Would you repeat the listing exactly but omit every picture?

** START MATERIALS PROVIDED **

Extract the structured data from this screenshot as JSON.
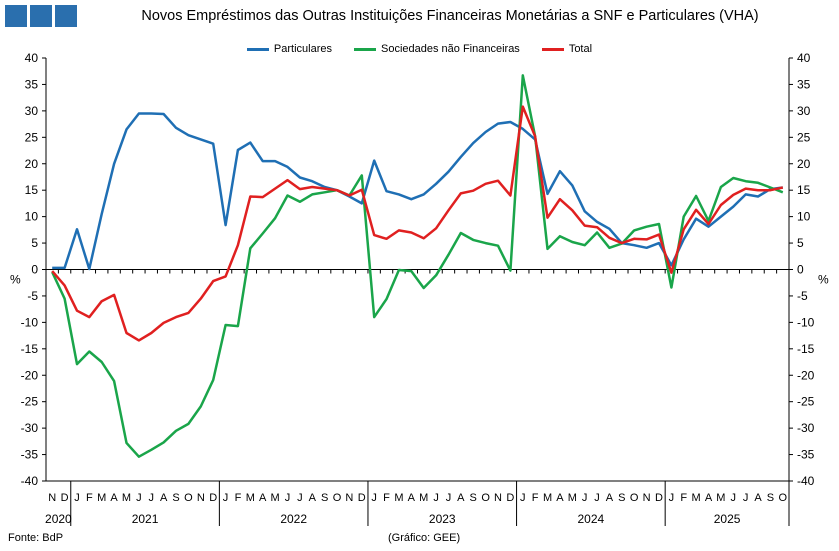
{
  "chart_data": {
    "type": "line",
    "title": "Novos Empréstimos das Outras Instituições Financeiras Monetárias a SNF e Particulares (VHA)",
    "ylabel_left": "%",
    "ylabel_right": "%",
    "ylim": [
      -40,
      40
    ],
    "yticks": [
      40,
      35,
      30,
      25,
      20,
      15,
      10,
      5,
      0,
      -5,
      -10,
      -15,
      -20,
      -25,
      -30,
      -35,
      -40
    ],
    "x": [
      "2020-11",
      "2020-12",
      "2021-01",
      "2021-02",
      "2021-03",
      "2021-04",
      "2021-05",
      "2021-06",
      "2021-07",
      "2021-08",
      "2021-09",
      "2021-10",
      "2021-11",
      "2021-12",
      "2022-01",
      "2022-02",
      "2022-03",
      "2022-04",
      "2022-05",
      "2022-06",
      "2022-07",
      "2022-08",
      "2022-09",
      "2022-10",
      "2022-11",
      "2022-12",
      "2023-01",
      "2023-02",
      "2023-03",
      "2023-04",
      "2023-05",
      "2023-06",
      "2023-07",
      "2023-08",
      "2023-09",
      "2023-10",
      "2023-11",
      "2023-12",
      "2024-01",
      "2024-02",
      "2024-03",
      "2024-04",
      "2024-05",
      "2024-06",
      "2024-07",
      "2024-08",
      "2024-09",
      "2024-10",
      "2024-11",
      "2024-12",
      "2025-01",
      "2025-02",
      "2025-03",
      "2025-04",
      "2025-05",
      "2025-06",
      "2025-07",
      "2025-08",
      "2025-09",
      "2025-10"
    ],
    "month_labels": [
      "N",
      "D",
      "J",
      "F",
      "M",
      "A",
      "M",
      "J",
      "J",
      "A",
      "S",
      "O",
      "N",
      "D",
      "J",
      "F",
      "M",
      "A",
      "M",
      "J",
      "J",
      "A",
      "S",
      "O",
      "N",
      "D",
      "J",
      "F",
      "M",
      "A",
      "M",
      "J",
      "J",
      "A",
      "S",
      "O",
      "N",
      "D",
      "J",
      "F",
      "M",
      "A",
      "M",
      "J",
      "J",
      "A",
      "S",
      "O",
      "N",
      "D",
      "J",
      "F",
      "M",
      "A",
      "M",
      "J",
      "J",
      "A",
      "S",
      "O"
    ],
    "years": [
      {
        "label": "2020",
        "start": 0,
        "count": 2
      },
      {
        "label": "2021",
        "start": 2,
        "count": 12
      },
      {
        "label": "2022",
        "start": 14,
        "count": 12
      },
      {
        "label": "2023",
        "start": 26,
        "count": 12
      },
      {
        "label": "2024",
        "start": 38,
        "count": 12
      },
      {
        "label": "2025",
        "start": 50,
        "count": 10
      }
    ],
    "series": [
      {
        "name": "Particulares",
        "color": "#1f6fb4",
        "values": [
          0.3,
          0.3,
          7.6,
          0.1,
          10.5,
          20.0,
          26.5,
          29.5,
          29.5,
          29.4,
          26.8,
          25.4,
          24.6,
          23.8,
          8.4,
          22.6,
          24.0,
          20.5,
          20.5,
          19.4,
          17.4,
          16.7,
          15.6,
          15.0,
          13.8,
          12.5,
          20.6,
          14.8,
          14.2,
          13.3,
          14.2,
          16.2,
          18.5,
          21.3,
          23.9,
          26.0,
          27.6,
          27.9,
          26.6,
          24.6,
          14.3,
          18.6,
          15.9,
          11.0,
          9.0,
          7.7,
          5.0,
          4.6,
          4.1,
          5.0,
          0.8,
          5.7,
          9.6,
          8.1,
          10.0,
          11.9,
          14.2,
          13.8,
          15.2,
          15.5
        ]
      },
      {
        "name": "Sociedades não Financeiras",
        "color": "#1aa54a",
        "values": [
          -0.5,
          -5.5,
          -17.9,
          -15.5,
          -17.5,
          -21.1,
          -32.8,
          -35.4,
          -34.1,
          -32.7,
          -30.5,
          -29.2,
          -25.9,
          -20.9,
          -10.5,
          -10.7,
          4.0,
          6.8,
          9.7,
          14.0,
          12.8,
          14.2,
          14.6,
          15.0,
          14.0,
          17.8,
          -9.0,
          -5.6,
          -0.1,
          -0.3,
          -3.5,
          -1.1,
          2.8,
          6.9,
          5.6,
          5.0,
          4.5,
          -0.2,
          36.7,
          25.2,
          3.9,
          6.3,
          5.2,
          4.6,
          7.0,
          4.1,
          4.9,
          7.4,
          8.1,
          8.6,
          -3.4,
          10.0,
          13.9,
          9.2,
          15.6,
          17.3,
          16.7,
          16.4,
          15.5,
          14.6
        ]
      },
      {
        "name": "Total",
        "color": "#e02020",
        "values": [
          -0.3,
          -3.0,
          -7.8,
          -9.0,
          -6.0,
          -4.8,
          -12.0,
          -13.4,
          -12.0,
          -10.1,
          -9.0,
          -8.2,
          -5.5,
          -2.2,
          -1.3,
          4.6,
          13.8,
          13.7,
          15.3,
          16.9,
          15.2,
          15.6,
          15.3,
          15.0,
          14.0,
          15.1,
          6.5,
          5.8,
          7.4,
          7.0,
          5.9,
          7.8,
          11.2,
          14.4,
          14.9,
          16.2,
          16.8,
          14.0,
          30.8,
          25.2,
          9.8,
          13.3,
          11.2,
          8.3,
          8.0,
          6.0,
          5.0,
          5.8,
          5.7,
          6.6,
          -0.6,
          7.6,
          11.3,
          8.6,
          12.2,
          14.1,
          15.3,
          15.0,
          15.0,
          15.5
        ]
      }
    ]
  },
  "source_label": "Fonte: BdP",
  "credit_label": "(Gráfico: GEE)"
}
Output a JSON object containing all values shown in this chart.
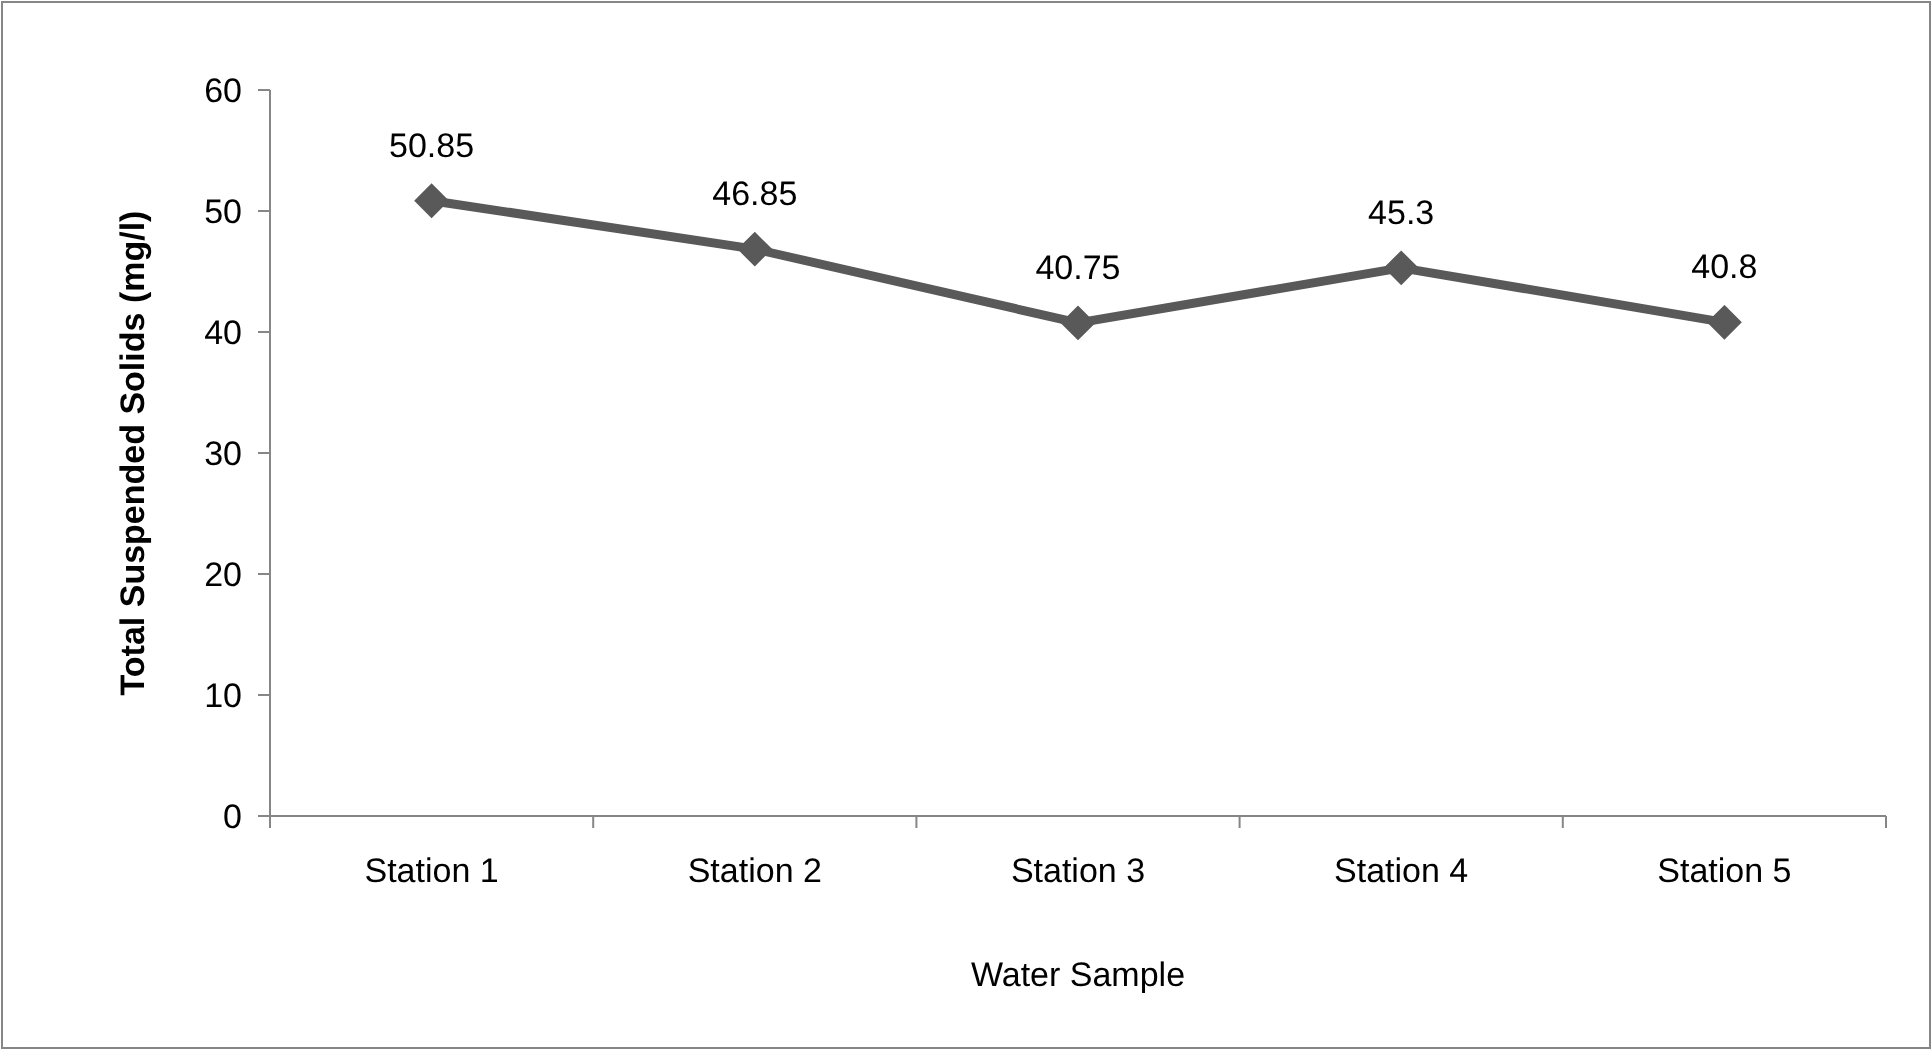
{
  "chart_data": {
    "type": "line",
    "xlabel": "Water Sample",
    "ylabel": "Total Suspended Solids (mg/l)",
    "categories": [
      "Station 1",
      "Station 2",
      "Station 3",
      "Station 4",
      "Station 5"
    ],
    "series": [
      {
        "color": "#595959",
        "values": [
          50.85,
          46.85,
          40.75,
          45.3,
          40.8
        ]
      }
    ],
    "ylim": [
      0,
      60
    ],
    "yticks": [
      0,
      10,
      20,
      30,
      40,
      50,
      60
    ],
    "grid": false,
    "marker": "diamond",
    "line_style": "solid",
    "data_labels": true
  }
}
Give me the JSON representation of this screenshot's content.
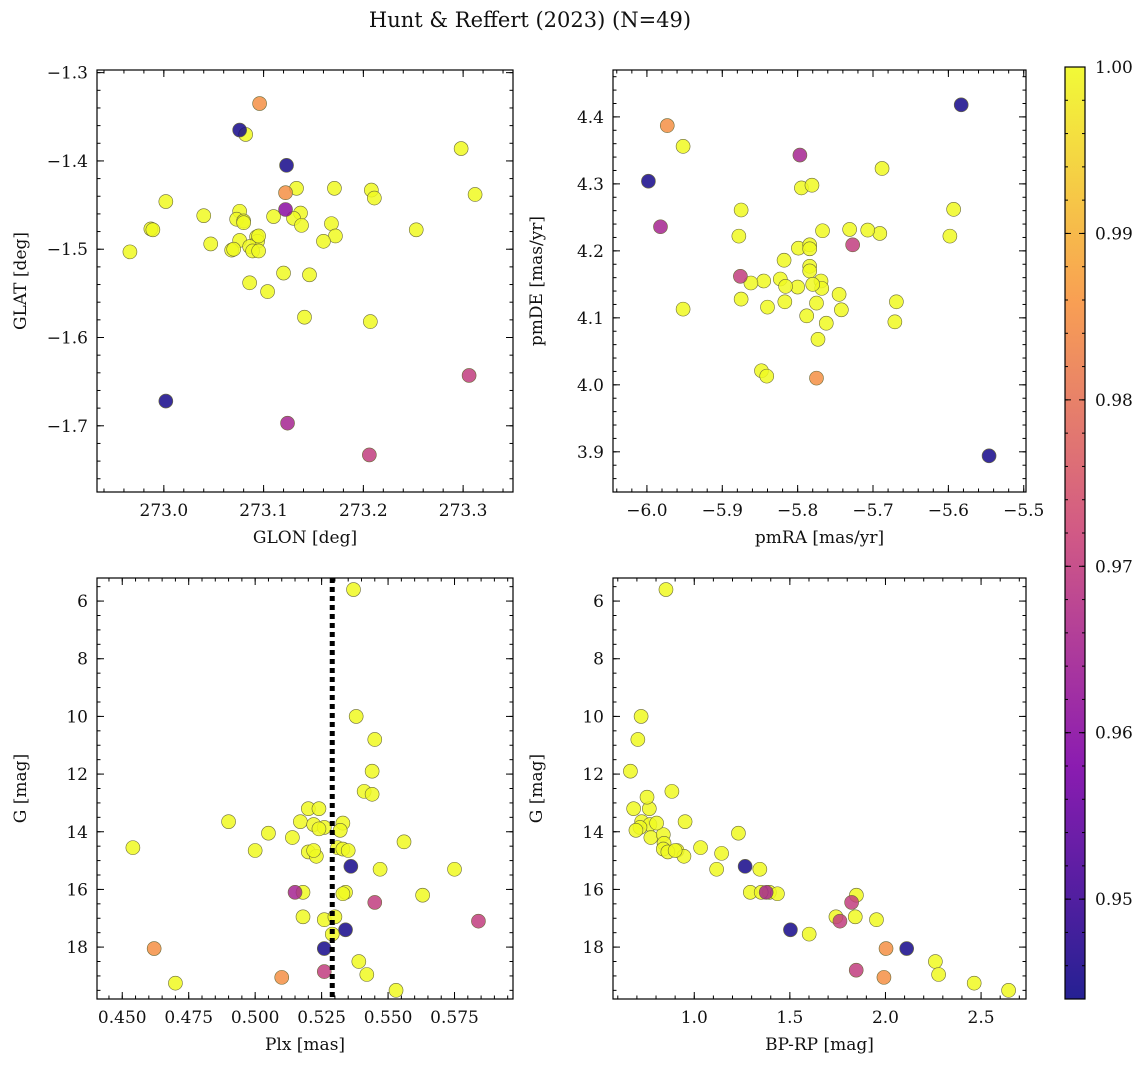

** END MATERIALS PROVIDED **

#### FINISHED EXERCISE
Extract the structured data from this screenshot as JSON.
{
  "chart_data": {
    "type": "line",
    "title": "Novos Empréstimos das Outras Instituições Financeiras Monetárias a SNF e Particulares (VHA)",
    "ylabel_left": "%",
    "ylabel_right": "%",
    "ylim": [
      -40,
      40
    ],
    "yticks": [
      40,
      35,
      30,
      25,
      20,
      15,
      10,
      5,
      0,
      -5,
      -10,
      -15,
      -20,
      -25,
      -30,
      -35,
      -40
    ],
    "x": [
      "2020-11",
      "2020-12",
      "2021-01",
      "2021-02",
      "2021-03",
      "2021-04",
      "2021-05",
      "2021-06",
      "2021-07",
      "2021-08",
      "2021-09",
      "2021-10",
      "2021-11",
      "2021-12",
      "2022-01",
      "2022-02",
      "2022-03",
      "2022-04",
      "2022-05",
      "2022-06",
      "2022-07",
      "2022-08",
      "2022-09",
      "2022-10",
      "2022-11",
      "2022-12",
      "2023-01",
      "2023-02",
      "2023-03",
      "2023-04",
      "2023-05",
      "2023-06",
      "2023-07",
      "2023-08",
      "2023-09",
      "2023-10",
      "2023-11",
      "2023-12",
      "2024-01",
      "2024-02",
      "2024-03",
      "2024-04",
      "2024-05",
      "2024-06",
      "2024-07",
      "2024-08",
      "2024-09",
      "2024-10",
      "2024-11",
      "2024-12",
      "2025-01",
      "2025-02",
      "2025-03",
      "2025-04",
      "2025-05",
      "2025-06",
      "2025-07",
      "2025-08",
      "2025-09",
      "2025-10"
    ],
    "month_labels": [
      "N",
      "D",
      "J",
      "F",
      "M",
      "A",
      "M",
      "J",
      "J",
      "A",
      "S",
      "O",
      "N",
      "D",
      "J",
      "F",
      "M",
      "A",
      "M",
      "J",
      "J",
      "A",
      "S",
      "O",
      "N",
      "D",
      "J",
      "F",
      "M",
      "A",
      "M",
      "J",
      "J",
      "A",
      "S",
      "O",
      "N",
      "D",
      "J",
      "F",
      "M",
      "A",
      "M",
      "J",
      "J",
      "A",
      "S",
      "O",
      "N",
      "D",
      "J",
      "F",
      "M",
      "A",
      "M",
      "J",
      "J",
      "A",
      "S",
      "O"
    ],
    "years": [
      {
        "label": "2020",
        "start": 0,
        "count": 2
      },
      {
        "label": "2021",
        "start": 2,
        "count": 12
      },
      {
        "label": "2022",
        "start": 14,
        "count": 12
      },
      {
        "label": "2023",
        "start": 26,
        "count": 12
      },
      {
        "label": "2024",
        "start": 38,
        "count": 12
      },
      {
        "label": "2025",
        "start": 50,
        "count": 10
      }
    ],
    "series": [
      {
        "name": "Particulares",
        "color": "#1f6fb4",
        "values": [
          0.3,
          0.3,
          7.6,
          0.1,
          10.5,
          20.0,
          26.5,
          29.5,
          29.5,
          29.4,
          26.8,
          25.4,
          24.6,
          23.8,
          8.4,
          22.6,
          24.0,
          20.5,
          20.5,
          19.4,
          17.4,
          16.7,
          15.6,
          15.0,
          13.8,
          12.5,
          20.6,
          14.8,
          14.2,
          13.3,
          14.2,
          16.2,
          18.5,
          21.3,
          23.9,
          26.0,
          27.6,
          27.9,
          26.6,
          24.6,
          14.3,
          18.6,
          15.9,
          11.0,
          9.0,
          7.7,
          5.0,
          4.6,
          4.1,
          5.0,
          0.8,
          5.7,
          9.6,
          8.1,
          10.0,
          11.9,
          14.2,
          13.8,
          15.2,
          15.5
        ]
      },
      {
        "name": "Sociedades não Financeiras",
        "color": "#1aa54a",
        "values": [
          -0.5,
          -5.5,
          -17.9,
          -15.5,
          -17.5,
          -21.1,
          -32.8,
          -35.4,
          -34.1,
          -32.7,
          -30.5,
          -29.2,
          -25.9,
          -20.9,
          -10.5,
          -10.7,
          4.0,
          6.8,
          9.7,
          14.0,
          12.8,
          14.2,
          14.6,
          15.0,
          14.0,
          17.8,
          -9.0,
          -5.6,
          -0.1,
          -0.3,
          -3.5,
          -1.1,
          2.8,
          6.9,
          5.6,
          5.0,
          4.5,
          -0.2,
          36.7,
          25.2,
          3.9,
          6.3,
          5.2,
          4.6,
          7.0,
          4.1,
          4.9,
          7.4,
          8.1,
          8.6,
          -3.4,
          10.0,
          13.9,
          9.2,
          15.6,
          17.3,
          16.7,
          16.4,
          15.5,
          14.6
        ]
      },
      {
        "name": "Total",
        "color": "#e02020",
        "values": [
          -0.3,
          -3.0,
          -7.8,
          -9.0,
          -6.0,
          -4.8,
          -12.0,
          -13.4,
          -12.0,
          -10.1,
          -9.0,
          -8.2,
          -5.5,
          -2.2,
          -1.3,
          4.6,
          13.8,
          13.7,
          15.3,
          16.9,
          15.2,
          15.6,
          15.3,
          15.0,
          14.0,
          15.1,
          6.5,
          5.8,
          7.4,
          7.0,
          5.9,
          7.8,
          11.2,
          14.4,
          14.9,
          16.2,
          16.8,
          14.0,
          30.8,
          25.2,
          9.8,
          13.3,
          11.2,
          8.3,
          8.0,
          6.0,
          5.0,
          5.8,
          5.7,
          6.6,
          -0.6,
          7.6,
          11.3,
          8.6,
          12.2,
          14.1,
          15.3,
          15.0,
          15.0,
          15.5
        ]
      }
    ]
  },
  "source_label": "Fonte: BdP",
  "credit_label": "(Gráfico: GEE)"
}
Output a JSON object containing all values shown in this chart.
{
  "chart_data": {
    "type": "line",
    "xlabel": "Water Sample",
    "ylabel": "Total Suspended Solids (mg/l)",
    "categories": [
      "Station 1",
      "Station 2",
      "Station 3",
      "Station 4",
      "Station 5"
    ],
    "series": [
      {
        "color": "#595959",
        "values": [
          50.85,
          46.85,
          40.75,
          45.3,
          40.8
        ]
      }
    ],
    "ylim": [
      0,
      60
    ],
    "yticks": [
      0,
      10,
      20,
      30,
      40,
      50,
      60
    ],
    "grid": false,
    "marker": "diamond",
    "line_style": "solid",
    "data_labels": true
  }
}
Give me the JSON representation of this screenshot's content.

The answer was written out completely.